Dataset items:
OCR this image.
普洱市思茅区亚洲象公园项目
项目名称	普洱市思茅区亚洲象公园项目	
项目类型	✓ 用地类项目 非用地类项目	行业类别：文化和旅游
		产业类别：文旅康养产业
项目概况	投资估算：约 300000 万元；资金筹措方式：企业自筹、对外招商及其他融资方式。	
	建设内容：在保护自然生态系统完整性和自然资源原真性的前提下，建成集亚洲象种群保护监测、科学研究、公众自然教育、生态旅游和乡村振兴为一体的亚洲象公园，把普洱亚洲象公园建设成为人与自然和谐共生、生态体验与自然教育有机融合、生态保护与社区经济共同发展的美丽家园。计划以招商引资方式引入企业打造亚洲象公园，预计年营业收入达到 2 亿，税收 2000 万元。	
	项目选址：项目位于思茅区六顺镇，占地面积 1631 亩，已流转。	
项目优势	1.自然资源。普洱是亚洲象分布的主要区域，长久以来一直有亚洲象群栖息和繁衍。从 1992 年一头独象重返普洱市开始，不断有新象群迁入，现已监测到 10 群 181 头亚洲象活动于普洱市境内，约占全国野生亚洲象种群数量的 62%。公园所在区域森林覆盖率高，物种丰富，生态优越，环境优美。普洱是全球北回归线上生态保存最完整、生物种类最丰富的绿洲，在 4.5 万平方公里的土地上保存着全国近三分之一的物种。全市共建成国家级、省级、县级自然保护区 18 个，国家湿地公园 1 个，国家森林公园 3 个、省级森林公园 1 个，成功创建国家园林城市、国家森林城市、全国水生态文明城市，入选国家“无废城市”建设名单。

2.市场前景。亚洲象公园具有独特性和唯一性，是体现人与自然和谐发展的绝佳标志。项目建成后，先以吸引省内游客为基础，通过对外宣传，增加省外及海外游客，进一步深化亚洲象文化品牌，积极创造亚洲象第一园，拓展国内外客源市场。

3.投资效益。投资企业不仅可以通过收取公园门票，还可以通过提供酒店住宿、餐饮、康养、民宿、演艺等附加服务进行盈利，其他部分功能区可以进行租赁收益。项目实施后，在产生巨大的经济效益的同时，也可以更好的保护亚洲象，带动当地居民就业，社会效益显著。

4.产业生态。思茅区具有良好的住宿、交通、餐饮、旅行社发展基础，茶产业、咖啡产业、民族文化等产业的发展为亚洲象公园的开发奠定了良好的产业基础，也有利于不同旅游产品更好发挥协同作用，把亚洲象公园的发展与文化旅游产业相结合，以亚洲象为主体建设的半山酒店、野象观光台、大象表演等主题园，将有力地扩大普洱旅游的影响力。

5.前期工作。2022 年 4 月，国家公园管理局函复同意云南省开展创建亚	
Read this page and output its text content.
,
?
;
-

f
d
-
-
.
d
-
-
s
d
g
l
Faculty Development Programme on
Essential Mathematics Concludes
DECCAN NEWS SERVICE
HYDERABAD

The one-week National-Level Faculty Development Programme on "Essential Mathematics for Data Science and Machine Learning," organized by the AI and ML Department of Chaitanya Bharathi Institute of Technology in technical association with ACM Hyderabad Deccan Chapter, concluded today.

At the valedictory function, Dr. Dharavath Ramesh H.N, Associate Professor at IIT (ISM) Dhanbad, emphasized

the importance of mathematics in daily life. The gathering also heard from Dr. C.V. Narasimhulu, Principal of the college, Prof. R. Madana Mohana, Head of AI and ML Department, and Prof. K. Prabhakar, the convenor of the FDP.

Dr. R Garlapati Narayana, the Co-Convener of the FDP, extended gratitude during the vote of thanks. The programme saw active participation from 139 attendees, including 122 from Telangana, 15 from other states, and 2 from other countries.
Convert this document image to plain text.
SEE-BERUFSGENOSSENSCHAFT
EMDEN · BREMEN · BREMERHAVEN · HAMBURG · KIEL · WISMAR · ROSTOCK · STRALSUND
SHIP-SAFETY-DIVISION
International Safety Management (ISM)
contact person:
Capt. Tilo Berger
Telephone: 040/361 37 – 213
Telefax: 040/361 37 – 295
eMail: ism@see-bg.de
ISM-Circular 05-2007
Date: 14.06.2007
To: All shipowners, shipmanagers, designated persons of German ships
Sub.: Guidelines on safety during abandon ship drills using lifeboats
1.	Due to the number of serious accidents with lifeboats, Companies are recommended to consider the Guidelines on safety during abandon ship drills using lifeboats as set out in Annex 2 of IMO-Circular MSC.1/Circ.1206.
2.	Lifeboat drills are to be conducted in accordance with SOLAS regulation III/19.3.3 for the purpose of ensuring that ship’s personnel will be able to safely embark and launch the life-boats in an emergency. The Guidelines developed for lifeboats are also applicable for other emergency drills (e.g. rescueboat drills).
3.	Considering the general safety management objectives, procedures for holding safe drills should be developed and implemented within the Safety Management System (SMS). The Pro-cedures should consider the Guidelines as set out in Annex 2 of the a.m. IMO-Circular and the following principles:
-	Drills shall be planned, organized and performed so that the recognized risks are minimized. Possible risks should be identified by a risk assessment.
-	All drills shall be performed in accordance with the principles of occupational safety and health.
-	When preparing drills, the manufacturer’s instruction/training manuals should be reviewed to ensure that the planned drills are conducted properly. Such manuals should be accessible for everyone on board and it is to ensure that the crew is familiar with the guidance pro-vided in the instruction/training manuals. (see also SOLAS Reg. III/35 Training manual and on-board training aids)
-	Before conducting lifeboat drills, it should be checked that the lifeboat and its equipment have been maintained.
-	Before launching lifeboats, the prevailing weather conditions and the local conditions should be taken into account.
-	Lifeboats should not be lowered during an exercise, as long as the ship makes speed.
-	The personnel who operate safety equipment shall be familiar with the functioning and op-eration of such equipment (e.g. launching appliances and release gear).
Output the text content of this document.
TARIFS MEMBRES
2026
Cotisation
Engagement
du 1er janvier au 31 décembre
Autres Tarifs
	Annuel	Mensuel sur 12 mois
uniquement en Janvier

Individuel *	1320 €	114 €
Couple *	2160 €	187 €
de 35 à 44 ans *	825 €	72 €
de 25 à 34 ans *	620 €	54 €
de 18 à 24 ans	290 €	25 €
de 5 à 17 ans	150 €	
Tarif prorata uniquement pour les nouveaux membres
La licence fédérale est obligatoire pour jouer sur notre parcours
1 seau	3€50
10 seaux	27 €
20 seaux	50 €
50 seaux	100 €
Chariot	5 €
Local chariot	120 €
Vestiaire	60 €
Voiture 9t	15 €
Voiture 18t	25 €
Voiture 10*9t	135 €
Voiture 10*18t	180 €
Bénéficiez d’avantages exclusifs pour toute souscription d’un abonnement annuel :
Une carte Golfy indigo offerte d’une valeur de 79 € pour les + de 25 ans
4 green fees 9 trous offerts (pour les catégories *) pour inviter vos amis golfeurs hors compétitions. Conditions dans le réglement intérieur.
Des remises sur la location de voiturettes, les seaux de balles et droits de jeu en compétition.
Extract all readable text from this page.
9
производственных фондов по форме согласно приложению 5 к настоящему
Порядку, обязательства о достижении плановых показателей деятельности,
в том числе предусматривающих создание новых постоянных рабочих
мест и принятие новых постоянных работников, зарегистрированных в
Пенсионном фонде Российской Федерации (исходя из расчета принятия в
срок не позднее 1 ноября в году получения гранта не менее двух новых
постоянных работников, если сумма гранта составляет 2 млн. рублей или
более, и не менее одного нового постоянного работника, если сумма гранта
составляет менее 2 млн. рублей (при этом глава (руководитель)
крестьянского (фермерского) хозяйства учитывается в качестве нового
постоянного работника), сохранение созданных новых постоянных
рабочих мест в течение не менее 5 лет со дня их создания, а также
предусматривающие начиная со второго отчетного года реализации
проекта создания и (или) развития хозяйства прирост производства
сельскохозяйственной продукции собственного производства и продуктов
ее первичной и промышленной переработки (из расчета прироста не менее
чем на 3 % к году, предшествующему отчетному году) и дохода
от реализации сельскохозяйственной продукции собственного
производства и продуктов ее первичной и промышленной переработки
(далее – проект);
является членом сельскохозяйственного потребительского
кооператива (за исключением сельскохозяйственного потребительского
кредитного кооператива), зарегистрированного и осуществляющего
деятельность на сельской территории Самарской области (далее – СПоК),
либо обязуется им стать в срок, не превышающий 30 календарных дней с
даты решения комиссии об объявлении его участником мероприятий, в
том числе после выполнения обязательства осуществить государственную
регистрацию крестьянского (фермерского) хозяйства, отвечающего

EXERCISE INSTRUCTIONS:
Look through the data above. Each line containing the word "text" needs to be copied.

ANSWER TO THIS TASK:
Read this page and output its text content.
Convert this document image to plain text.
Output the text content of this document.
Extract all readable text from this page.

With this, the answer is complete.